[RECORDS]
** BEGIN **

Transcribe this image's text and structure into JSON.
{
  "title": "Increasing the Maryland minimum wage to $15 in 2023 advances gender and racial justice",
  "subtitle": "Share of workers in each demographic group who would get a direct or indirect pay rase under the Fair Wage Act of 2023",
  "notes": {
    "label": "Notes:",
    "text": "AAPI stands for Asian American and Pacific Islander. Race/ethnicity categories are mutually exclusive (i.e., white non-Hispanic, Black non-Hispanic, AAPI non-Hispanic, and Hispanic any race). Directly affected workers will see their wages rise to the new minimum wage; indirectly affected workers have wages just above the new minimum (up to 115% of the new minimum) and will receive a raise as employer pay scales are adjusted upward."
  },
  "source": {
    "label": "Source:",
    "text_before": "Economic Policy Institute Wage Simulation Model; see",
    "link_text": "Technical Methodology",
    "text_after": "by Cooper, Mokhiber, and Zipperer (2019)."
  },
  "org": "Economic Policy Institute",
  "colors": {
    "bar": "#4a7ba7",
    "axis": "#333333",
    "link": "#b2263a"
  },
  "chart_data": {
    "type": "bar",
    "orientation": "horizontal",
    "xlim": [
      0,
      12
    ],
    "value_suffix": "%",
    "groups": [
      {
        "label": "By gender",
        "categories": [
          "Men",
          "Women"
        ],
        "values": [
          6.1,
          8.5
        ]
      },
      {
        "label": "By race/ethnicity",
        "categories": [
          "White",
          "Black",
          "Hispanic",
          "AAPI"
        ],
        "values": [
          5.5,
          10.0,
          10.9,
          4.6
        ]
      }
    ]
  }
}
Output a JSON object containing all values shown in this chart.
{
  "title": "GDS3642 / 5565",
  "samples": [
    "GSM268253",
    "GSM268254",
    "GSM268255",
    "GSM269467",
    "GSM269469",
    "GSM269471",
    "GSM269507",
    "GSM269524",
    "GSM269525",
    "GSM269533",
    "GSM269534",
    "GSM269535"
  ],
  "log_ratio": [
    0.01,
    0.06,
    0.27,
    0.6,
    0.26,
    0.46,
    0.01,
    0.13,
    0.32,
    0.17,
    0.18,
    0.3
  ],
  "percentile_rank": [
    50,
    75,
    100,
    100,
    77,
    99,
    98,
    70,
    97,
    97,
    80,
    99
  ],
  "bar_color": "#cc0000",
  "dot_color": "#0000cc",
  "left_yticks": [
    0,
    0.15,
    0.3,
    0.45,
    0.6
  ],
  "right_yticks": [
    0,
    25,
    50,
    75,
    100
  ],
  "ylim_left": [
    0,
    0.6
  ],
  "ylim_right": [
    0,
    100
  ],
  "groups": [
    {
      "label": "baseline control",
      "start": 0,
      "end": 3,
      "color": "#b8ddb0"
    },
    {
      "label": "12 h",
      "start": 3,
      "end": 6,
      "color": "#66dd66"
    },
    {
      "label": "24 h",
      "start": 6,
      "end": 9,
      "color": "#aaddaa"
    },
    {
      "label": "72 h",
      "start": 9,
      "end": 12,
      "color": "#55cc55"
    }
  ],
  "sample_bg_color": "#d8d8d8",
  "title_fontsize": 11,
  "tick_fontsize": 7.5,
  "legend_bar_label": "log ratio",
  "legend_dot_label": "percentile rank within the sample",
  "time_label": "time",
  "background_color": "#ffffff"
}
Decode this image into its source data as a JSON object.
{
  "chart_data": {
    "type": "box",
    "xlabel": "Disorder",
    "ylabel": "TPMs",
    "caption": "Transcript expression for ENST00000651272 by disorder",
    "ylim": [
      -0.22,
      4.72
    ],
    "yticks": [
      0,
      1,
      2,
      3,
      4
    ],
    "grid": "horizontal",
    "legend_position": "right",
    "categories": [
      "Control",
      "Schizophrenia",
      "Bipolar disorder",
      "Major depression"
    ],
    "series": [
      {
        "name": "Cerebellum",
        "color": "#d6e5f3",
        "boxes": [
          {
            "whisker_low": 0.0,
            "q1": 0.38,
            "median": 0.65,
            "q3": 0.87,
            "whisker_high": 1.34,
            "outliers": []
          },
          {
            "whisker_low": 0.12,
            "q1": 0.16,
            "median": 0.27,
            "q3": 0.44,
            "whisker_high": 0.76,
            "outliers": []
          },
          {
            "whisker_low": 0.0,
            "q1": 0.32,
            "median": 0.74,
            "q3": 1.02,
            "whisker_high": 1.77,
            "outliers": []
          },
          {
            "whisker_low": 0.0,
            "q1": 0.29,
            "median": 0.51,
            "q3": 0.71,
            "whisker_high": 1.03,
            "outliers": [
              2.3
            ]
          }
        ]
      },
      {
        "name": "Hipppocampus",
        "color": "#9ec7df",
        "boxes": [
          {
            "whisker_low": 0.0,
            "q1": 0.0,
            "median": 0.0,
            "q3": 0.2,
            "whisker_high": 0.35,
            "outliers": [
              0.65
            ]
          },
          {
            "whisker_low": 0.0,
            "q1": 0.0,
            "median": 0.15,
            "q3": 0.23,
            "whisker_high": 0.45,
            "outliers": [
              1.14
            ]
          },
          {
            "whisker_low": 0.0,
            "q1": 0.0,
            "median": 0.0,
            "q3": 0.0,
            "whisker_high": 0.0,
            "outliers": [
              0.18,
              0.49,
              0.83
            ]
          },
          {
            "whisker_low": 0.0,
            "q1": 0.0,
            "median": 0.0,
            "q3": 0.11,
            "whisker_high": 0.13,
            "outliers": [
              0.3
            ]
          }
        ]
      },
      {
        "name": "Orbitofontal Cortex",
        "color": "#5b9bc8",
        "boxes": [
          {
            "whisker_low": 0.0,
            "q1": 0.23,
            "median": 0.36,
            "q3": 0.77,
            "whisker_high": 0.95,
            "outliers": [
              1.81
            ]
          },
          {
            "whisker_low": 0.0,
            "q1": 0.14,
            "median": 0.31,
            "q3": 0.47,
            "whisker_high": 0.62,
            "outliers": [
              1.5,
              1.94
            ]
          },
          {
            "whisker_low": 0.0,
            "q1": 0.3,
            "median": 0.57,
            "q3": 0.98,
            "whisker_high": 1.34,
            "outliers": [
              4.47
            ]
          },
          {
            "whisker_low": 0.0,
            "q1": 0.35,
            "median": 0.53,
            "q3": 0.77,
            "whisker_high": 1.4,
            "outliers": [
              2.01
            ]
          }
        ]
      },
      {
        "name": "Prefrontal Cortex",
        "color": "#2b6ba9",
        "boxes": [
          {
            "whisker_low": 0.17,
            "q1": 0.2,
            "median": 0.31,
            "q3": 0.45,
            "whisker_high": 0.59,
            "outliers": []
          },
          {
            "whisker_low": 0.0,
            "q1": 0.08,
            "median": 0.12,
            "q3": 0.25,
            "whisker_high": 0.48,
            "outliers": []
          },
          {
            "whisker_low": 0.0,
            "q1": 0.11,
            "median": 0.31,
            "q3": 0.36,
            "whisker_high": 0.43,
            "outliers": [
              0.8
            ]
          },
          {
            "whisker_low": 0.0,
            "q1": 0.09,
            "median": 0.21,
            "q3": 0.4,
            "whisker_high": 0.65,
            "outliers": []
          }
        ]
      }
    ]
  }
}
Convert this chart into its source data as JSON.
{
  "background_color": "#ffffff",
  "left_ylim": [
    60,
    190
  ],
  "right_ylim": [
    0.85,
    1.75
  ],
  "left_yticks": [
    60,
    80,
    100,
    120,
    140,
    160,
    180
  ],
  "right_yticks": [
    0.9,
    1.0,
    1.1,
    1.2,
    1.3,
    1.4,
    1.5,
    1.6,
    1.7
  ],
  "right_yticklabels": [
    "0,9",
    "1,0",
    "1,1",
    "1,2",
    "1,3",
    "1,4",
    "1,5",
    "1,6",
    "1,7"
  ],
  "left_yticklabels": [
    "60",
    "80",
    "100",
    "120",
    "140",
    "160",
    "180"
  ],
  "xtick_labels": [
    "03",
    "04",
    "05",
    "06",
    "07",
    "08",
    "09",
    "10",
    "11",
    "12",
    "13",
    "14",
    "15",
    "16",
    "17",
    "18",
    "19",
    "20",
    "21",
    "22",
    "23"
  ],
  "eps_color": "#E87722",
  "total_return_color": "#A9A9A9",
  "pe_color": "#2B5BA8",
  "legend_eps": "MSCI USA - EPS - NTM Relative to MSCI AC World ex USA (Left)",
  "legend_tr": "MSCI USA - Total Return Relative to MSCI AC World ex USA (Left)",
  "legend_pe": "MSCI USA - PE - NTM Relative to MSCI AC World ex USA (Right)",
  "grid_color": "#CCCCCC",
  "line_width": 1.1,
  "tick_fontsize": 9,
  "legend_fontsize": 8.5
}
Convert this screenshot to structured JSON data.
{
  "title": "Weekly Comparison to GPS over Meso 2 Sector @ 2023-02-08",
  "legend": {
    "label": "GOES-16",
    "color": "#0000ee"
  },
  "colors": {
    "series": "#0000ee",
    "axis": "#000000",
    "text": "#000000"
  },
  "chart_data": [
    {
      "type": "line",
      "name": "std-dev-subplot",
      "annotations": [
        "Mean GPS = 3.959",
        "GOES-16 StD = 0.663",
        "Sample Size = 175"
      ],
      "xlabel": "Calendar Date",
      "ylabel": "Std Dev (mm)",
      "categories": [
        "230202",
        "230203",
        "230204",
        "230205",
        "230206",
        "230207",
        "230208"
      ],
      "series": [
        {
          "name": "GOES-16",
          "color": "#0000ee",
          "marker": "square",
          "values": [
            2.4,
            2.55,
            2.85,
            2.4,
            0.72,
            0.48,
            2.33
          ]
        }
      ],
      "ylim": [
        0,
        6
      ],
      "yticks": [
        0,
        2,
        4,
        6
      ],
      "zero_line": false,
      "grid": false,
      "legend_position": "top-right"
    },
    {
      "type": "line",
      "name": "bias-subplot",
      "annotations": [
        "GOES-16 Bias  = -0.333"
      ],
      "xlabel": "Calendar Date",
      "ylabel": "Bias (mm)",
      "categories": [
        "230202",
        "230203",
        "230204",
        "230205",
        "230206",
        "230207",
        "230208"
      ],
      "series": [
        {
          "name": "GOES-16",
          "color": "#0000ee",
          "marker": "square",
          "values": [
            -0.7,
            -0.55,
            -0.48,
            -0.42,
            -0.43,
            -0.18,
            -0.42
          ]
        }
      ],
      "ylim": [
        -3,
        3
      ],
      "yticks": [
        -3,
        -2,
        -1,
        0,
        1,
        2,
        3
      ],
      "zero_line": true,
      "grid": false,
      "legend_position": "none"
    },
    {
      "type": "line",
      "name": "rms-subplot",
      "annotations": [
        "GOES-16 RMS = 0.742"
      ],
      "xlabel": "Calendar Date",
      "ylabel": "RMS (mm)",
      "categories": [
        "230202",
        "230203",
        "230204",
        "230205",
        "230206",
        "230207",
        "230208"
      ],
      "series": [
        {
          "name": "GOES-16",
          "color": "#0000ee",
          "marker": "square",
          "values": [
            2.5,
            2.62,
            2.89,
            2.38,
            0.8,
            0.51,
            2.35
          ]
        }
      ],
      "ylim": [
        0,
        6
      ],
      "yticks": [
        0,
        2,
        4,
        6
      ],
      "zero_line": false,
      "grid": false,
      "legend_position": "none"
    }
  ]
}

** END **

[GOAL OF THE EXERCISE] Which lines contain "Hispanic"? Copy each of them out.

[RIGHT ANSWER]
    "text": "AAPI stands for Asian American and Pacific Islander. Race/ethnicity categories are mutually exclusive (i.e., white non-Hispanic, Black non-Hispanic, AAPI non-Hispanic, and Hispanic any race). Directly affected workers will see their wages rise to the new minimum wage; indirectly affected workers have wages just above the new minimum (up to 115% of the new minimum) and will receive a raise as employer pay scales are adjusted upward."
          "Hispanic",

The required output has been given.